SUPPLIED PASSAGE —

*** Begin section ***

Over the past 18 months or so, my work has taken me around a great deal of integration jobs. As those of you who follow this blog will know, integration of external data into Sitecore is something that has often been explored (and still is).
Recently, while faced with the task of importing, cross-referencing, IDTable mapping – about 14.000 items on a regular (scheduled) basis, I began to look for even further ways of improving integration performance.
One thing I put my attention towards, was entries like these in the log files, while the import was running:
3796 10:34:59 INFO 'ImportCategories' Executing
ManagedPoolThread #2 10:35:13 INFO Starting update of index for the database 'master' (7 pending).
ManagedPoolThread #2 10:35:13 INFO Update of index for the database 'master' done.
ManagedPoolThread #5 10:35:13 INFO Starting update of index for the database 'master' (8 pending).
ManagedPoolThread #5 10:35:13 INFO Update of index for the database 'master' done.
ManagedPoolThread #4 10:35:13 INFO Starting update of index for the database 'master' (9 pending).
ManagedPoolThread #4 10:35:14 INFO Update of index for the database 'master' done.
ManagedPoolThread #4 10:35:14 INFO Starting update of index for the database 'master' (10 pending).
ManagedPoolThread #4 10:35:14 INFO Update of index for the database 'master' done.
ManagedPoolThread #4 10:35:14 INFO Starting update of index for the database 'master' (1 pending).
ManagedPoolThread #4 10:35:14 INFO Update of index for the database 'master' done.
ManagedPoolThread #4 10:35:14 INFO Starting update of index for the database 'master' (1 pending).
ManagedPoolThread #4 10:35:14 INFO Update of index for the database 'master' done.
So basically, as the items were being imported, the indexer ran along in the background desperately trying to catch up. Well maybe not desperately… ;-)

*** End section ***

EXERCISE REQUIREMENTS —
- a) Rewrite the Sitecore integration post from "Over the past" to "database 'master' (8 pending).", with "log files" changed to "logs".
- b) Write the next part of the Sitecore integration post, picking up after its last sentence.

RAW DATA —

*** Begin section ***

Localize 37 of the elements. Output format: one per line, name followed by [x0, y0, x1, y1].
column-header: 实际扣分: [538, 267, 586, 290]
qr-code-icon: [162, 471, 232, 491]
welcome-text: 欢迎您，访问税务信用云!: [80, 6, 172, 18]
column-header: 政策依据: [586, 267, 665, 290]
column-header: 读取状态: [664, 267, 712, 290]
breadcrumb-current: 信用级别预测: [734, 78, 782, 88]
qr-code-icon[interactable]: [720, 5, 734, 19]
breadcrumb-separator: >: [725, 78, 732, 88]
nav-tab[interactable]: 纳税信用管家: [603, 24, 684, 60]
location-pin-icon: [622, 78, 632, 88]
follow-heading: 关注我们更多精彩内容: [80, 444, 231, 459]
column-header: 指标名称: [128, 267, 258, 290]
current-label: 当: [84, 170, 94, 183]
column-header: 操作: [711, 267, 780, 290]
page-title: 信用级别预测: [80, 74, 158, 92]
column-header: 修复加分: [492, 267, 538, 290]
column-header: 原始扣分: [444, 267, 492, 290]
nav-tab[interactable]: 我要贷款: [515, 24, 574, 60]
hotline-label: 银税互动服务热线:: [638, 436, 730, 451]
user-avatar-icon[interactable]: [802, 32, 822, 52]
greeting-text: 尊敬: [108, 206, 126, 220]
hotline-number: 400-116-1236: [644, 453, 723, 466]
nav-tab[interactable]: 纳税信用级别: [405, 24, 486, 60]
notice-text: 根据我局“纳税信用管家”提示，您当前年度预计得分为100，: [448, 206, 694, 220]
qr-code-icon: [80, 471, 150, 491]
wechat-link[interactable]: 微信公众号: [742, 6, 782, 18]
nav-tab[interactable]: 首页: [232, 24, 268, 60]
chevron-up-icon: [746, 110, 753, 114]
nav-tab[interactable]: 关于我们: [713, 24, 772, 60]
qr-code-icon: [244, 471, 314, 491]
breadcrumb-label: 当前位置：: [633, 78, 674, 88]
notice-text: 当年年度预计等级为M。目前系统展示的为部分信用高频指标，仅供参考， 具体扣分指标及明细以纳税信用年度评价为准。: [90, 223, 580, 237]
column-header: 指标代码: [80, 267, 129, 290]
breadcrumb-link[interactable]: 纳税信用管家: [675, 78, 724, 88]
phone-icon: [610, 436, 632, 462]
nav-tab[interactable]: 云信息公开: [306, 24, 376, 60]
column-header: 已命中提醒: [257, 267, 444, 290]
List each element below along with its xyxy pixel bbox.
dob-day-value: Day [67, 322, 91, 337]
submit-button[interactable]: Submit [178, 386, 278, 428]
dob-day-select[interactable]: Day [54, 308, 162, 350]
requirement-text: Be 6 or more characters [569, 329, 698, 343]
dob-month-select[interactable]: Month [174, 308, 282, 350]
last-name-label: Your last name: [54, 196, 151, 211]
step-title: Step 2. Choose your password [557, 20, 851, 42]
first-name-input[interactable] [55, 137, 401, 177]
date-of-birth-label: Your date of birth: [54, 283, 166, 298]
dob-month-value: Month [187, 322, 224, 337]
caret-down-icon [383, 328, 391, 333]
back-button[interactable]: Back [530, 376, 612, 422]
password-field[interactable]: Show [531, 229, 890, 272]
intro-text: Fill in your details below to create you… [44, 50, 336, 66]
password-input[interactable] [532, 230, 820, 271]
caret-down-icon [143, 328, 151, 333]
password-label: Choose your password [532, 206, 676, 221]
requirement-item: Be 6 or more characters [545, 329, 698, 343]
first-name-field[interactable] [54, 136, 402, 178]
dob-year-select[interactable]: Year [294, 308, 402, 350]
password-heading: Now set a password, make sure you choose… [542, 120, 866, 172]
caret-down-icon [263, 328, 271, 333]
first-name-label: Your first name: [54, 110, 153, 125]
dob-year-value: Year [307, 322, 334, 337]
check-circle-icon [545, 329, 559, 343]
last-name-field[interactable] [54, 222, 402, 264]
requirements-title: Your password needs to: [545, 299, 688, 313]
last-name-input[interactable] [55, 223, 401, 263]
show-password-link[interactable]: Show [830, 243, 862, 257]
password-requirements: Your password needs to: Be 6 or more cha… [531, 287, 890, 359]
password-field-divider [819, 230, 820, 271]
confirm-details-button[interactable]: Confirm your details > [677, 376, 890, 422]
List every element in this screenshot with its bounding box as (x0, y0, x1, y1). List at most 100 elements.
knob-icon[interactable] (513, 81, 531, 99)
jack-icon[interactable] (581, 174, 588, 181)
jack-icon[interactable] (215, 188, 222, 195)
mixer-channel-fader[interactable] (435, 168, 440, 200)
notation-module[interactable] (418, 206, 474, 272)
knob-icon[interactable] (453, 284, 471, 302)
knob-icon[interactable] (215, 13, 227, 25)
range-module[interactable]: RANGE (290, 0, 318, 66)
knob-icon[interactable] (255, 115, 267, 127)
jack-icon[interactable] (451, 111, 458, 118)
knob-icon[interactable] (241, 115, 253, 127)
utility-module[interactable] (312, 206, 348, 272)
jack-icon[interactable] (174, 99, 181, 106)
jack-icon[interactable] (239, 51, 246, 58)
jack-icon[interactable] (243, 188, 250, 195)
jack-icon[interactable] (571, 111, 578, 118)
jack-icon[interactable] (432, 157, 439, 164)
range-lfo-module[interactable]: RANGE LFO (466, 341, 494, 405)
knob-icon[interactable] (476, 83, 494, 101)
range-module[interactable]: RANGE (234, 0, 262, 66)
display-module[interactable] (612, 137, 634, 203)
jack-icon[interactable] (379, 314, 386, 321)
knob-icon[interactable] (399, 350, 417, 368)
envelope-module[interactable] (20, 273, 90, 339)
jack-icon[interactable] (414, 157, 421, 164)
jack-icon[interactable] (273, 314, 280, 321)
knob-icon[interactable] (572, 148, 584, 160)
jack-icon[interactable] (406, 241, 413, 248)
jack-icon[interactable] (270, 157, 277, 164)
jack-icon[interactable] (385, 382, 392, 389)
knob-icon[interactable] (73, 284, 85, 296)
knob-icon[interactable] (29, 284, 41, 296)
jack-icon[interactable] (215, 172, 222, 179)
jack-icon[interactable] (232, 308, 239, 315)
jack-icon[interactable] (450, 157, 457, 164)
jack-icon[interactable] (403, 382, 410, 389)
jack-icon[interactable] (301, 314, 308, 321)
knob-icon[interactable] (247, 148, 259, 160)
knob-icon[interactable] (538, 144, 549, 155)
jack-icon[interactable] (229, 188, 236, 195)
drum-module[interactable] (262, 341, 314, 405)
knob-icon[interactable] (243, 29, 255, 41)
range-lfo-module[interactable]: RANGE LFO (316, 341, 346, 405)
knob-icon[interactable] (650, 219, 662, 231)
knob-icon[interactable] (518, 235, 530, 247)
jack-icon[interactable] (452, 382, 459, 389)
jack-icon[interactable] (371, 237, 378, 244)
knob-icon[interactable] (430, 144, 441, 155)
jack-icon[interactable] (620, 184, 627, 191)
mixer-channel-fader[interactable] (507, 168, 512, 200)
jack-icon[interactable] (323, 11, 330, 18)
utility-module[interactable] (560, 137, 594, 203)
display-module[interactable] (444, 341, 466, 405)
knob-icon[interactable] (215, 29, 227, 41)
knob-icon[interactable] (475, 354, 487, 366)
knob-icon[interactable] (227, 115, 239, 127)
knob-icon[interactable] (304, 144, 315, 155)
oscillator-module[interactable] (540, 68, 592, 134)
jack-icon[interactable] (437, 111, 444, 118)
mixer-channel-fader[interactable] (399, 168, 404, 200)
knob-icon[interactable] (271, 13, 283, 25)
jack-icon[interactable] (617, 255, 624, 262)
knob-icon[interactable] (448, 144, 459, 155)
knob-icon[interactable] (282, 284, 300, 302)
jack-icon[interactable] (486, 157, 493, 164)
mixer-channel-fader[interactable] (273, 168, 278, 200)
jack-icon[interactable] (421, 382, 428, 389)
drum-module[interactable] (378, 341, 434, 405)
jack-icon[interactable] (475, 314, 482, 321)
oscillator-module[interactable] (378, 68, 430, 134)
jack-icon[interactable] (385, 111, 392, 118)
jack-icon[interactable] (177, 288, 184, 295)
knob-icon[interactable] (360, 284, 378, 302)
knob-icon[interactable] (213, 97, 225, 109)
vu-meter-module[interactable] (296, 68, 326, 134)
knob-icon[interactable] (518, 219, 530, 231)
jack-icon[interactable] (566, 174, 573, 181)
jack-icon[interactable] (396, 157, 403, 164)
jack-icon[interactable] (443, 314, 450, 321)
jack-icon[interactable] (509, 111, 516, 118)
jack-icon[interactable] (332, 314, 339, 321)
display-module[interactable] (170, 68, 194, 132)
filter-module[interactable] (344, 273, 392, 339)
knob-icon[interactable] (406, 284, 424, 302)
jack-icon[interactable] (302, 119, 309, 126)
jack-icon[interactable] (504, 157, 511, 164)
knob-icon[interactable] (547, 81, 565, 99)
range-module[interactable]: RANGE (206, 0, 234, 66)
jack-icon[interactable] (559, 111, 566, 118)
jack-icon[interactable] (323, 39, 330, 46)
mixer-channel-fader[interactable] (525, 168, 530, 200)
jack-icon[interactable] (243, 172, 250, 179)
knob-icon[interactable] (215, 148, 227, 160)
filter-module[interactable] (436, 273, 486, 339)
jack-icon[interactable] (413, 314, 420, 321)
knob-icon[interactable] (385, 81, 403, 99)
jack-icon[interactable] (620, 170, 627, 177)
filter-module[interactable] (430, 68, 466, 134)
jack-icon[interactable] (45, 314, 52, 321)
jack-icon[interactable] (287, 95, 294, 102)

*** End section ***

ANSWER LIST —
- a)
Over the past 18 months or so, my work has taken me around a great deal of integration jobs. As those of you who follow this blog will know, integration of external data into Sitecore is something that has often been explored (and still is).
Recently, while faced with the task of importing, cross-referencing, IDTable mapping – about 14.000 items on a regular (scheduled) basis, I began to look for even further ways of improving integration performance.
One thing I put my attention towards, was entries like these in the logs, while the import was running:
3796 10:34:59 INFO 'ImportCategories' Executing
ManagedPoolThread #2 10:35:13 INFO Starting update of index for the database 'master' (7 pending).
ManagedPoolThread #2 10:35:13 INFO Update of index for the database 'master' done.
ManagedPoolThread #5 10:35:13 INFO Starting update of index for the database 'master' (8 pending).

- b)
I started looking around for an official way to disable these indexes. The idea being, disable the indexes – run the integration – enable them again and let them catch up. Has to be more effective yea? Kind of like harddisk trashing otherwise, for those of you who still remember that phenomenon ;-)
Alex Shyba came up on top of most searches I did, describing how to disable Lucene indexes. The post is minded towards how to improve performance in the production environments however, and not to mention it’s well over a year old by now. Sitecore has been doing a lot of work on the Lucene/Sitecore search API, and odds are that things may have changed in the year that passed.
Besides, I needed a way to do it programatically.
I started looking into ways of achieving this. Basically exploring APIs, configuration settings, even considering … patching-via-reflection into the Sitecore Patching Configuration API to comment out sections of Sitecore Configuration *grin*. Fortunately, before exploring any of these options in great detail, I had the common sense to approach the excellent Sitecore Support team to get a better (and more importantly, supported) solution. And fortunately, as it turns out, there is one. Clean, and very very simple. Thanks guys :-)
Sitecore.Configuration.Settings.Indexing.Enabled = false;
Couldn’t be simpler :-)
And the configuration equivalent exists as well, even if it is not shown in the 6.3 default web.config.